▶ Stated problem: Copy each line of the entries beneath that contains the word "Enzimas".

▶ Data provided:

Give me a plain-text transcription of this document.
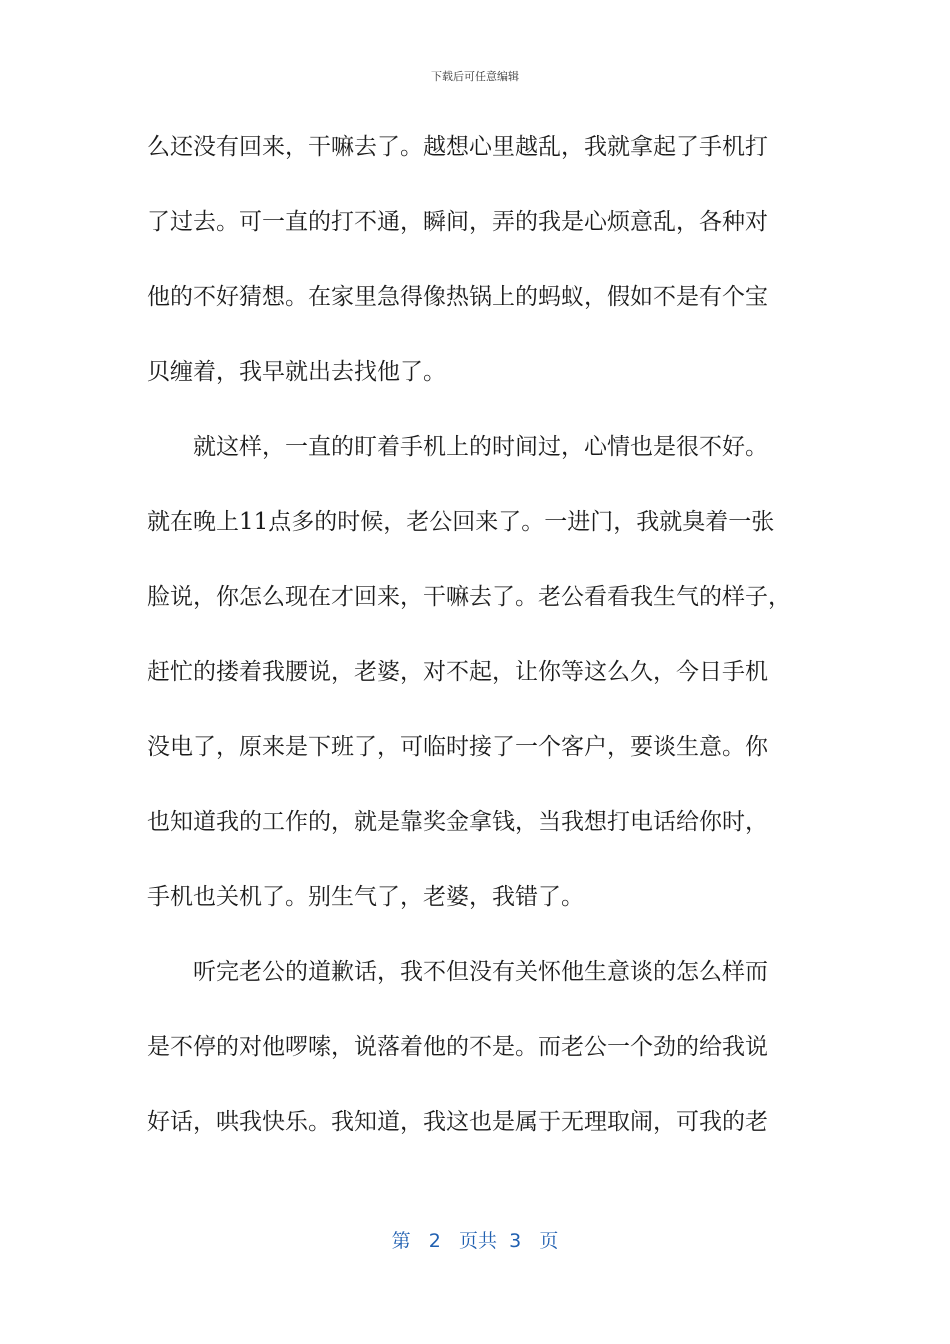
下载后可任意编辑
么还没有回来，干嘛去了。越想心里越乱，我就拿起了手机打
了过去。可一直的打不通，瞬间，弄的我是心烦意乱，各种对
他的不好猜想。在家里急得像热锅上的蚂蚁，假如不是有个宝
贝缠着，我早就出去找他了。
就这样，一直的盯着手机上的时间过，心情也是很不好。
就在晚上11点多的时候，老公回来了。一进门，我就臭着一张
脸说，你怎么现在才回来，干嘛去了。老公看看我生气的样子，
赶忙的搂着我腰说，老婆，对不起，让你等这么久，今日手机
没电了，原来是下班了，可临时接了一个客户，要谈生意。你
也知道我的工作的，就是靠奖金拿钱，当我想打电话给你时，
手机也关机了。别生气了，老婆，我错了。
听完老公的道歉话，我不但没有关怀他生意谈的怎么样而
是不停的对他啰嗦，说落着他的不是。而老公一个劲的给我说
好话，哄我快乐。我知道，我这也是属于无理取闹，可我的老
第 2 页共 3 页
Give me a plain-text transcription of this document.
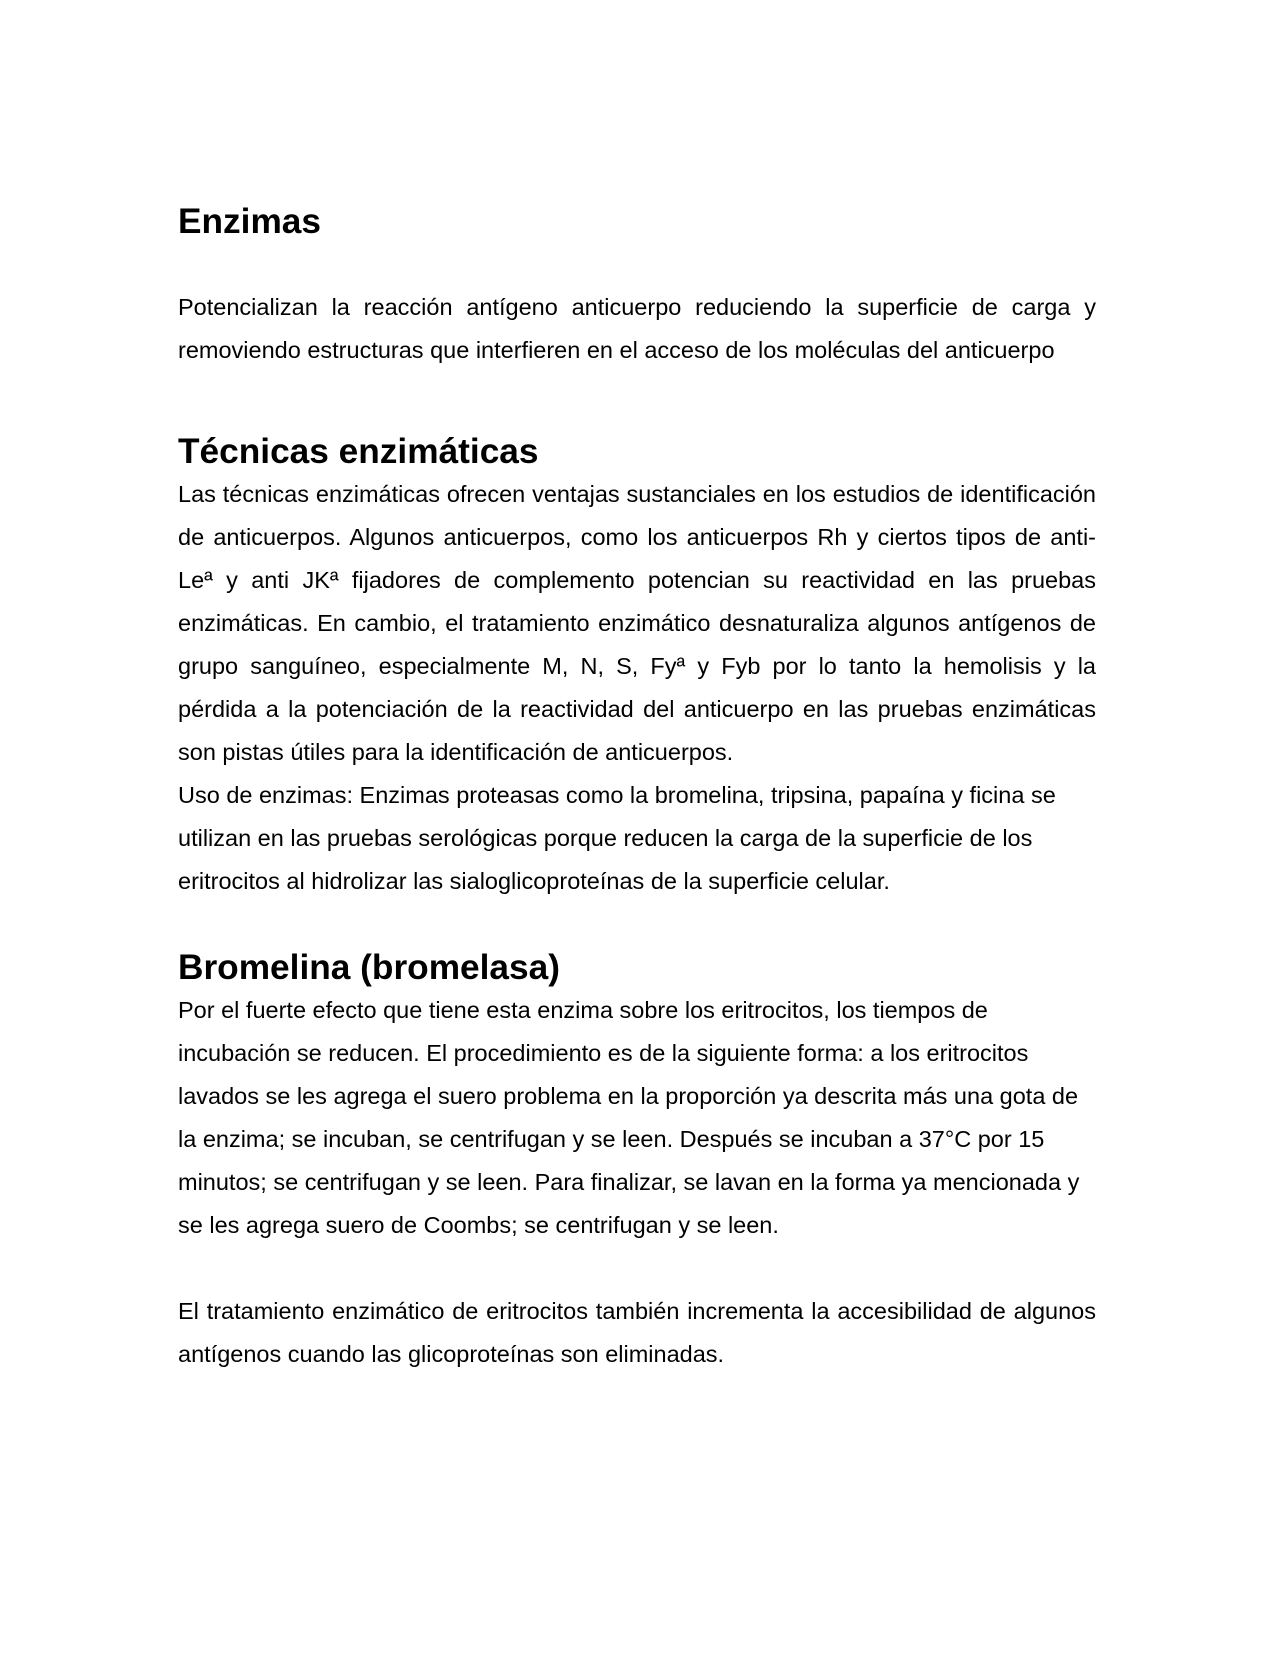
Enzimas

Potencializan la reacción antígeno anticuerpo reduciendo la superficie de carga y removiendo estructuras que interfieren en el acceso de los moléculas del anticuerpo

Técnicas enzimáticas

Las técnicas enzimáticas ofrecen ventajas sustanciales en los estudios de identificación de anticuerpos. Algunos anticuerpos, como los anticuerpos Rh y ciertos tipos de anti-Leª y anti JKª fijadores de complemento potencian su reactividad en las pruebas enzimáticas. En cambio, el tratamiento enzimático desnaturaliza algunos antígenos de grupo sanguíneo, especialmente M, N, S, Fyª y Fyb por lo tanto la hemolisis y la pérdida a la potenciación de la reactividad del anticuerpo en las pruebas enzimáticas son pistas útiles para la identificación de anticuerpos.

Uso de enzimas: Enzimas proteasas como la bromelina, tripsina, papaína y ficina se utilizan en las pruebas serológicas porque reducen la carga de la superficie de los eritrocitos al hidrolizar las sialoglicoproteínas de la superficie celular.

Bromelina (bromelasa)

Por el fuerte efecto que tiene esta enzima sobre los eritrocitos, los tiempos de incubación se reducen. El procedimiento es de la siguiente forma: a los eritrocitos lavados se les agrega el suero problema en la proporción ya descrita más una gota de la enzima; se incuban, se centrifugan y se leen. Después se incuban a 37°C por 15 minutos; se centrifugan y se leen. Para finalizar, se lavan en la forma ya mencionada y se les agrega suero de Coombs; se centrifugan y se leen.

El tratamiento enzimático de eritrocitos también incrementa la accesibilidad de algunos antígenos cuando las glicoproteínas son eliminadas.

▶ In response:
Enzimas
Uso de enzimas: Enzimas proteasas como la bromelina, tripsina, papaína y ficina se utilizan en las pruebas serológicas porque reducen la carga de la superficie de los eritrocitos al hidrolizar las sialoglicoproteínas de la superficie celular.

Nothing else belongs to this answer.